━━ Given records ━━

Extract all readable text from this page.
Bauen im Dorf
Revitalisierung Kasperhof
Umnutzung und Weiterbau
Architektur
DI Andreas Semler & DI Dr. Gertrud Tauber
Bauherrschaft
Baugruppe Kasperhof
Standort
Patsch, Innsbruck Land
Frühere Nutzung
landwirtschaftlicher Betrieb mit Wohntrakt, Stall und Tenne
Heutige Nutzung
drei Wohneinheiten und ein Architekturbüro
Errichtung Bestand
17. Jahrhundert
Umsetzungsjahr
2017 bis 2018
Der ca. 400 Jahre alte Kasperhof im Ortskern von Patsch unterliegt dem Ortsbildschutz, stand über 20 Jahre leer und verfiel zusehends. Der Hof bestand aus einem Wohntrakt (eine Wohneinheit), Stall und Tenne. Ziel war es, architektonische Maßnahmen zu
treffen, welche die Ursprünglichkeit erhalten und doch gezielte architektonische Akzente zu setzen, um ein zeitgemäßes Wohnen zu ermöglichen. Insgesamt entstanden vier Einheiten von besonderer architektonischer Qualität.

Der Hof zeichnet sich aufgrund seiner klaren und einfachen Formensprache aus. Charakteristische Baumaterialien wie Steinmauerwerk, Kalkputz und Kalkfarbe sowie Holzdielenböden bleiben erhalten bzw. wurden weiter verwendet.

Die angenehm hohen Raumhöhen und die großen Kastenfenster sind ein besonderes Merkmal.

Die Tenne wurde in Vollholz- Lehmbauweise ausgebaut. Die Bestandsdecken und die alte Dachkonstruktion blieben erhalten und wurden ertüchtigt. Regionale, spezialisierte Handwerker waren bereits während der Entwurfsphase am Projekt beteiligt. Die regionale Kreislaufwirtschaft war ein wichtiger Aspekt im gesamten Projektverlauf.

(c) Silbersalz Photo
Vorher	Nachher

━━━

Task directions: Look through the entries above and report each line where the string "Patsch" occurs.

Answer in full:
Patsch, Innsbruck Land
Der ca. 400 Jahre alte Kasperhof im Ortskern von Patsch unterliegt dem Ortsbildschutz, stand über 20 Jahre leer und verfiel zusehends. Der Hof bestand aus einem Wohntrakt (eine Wohneinheit), Stall und Tenne. Ziel war es, architektonische Maßnahmen zu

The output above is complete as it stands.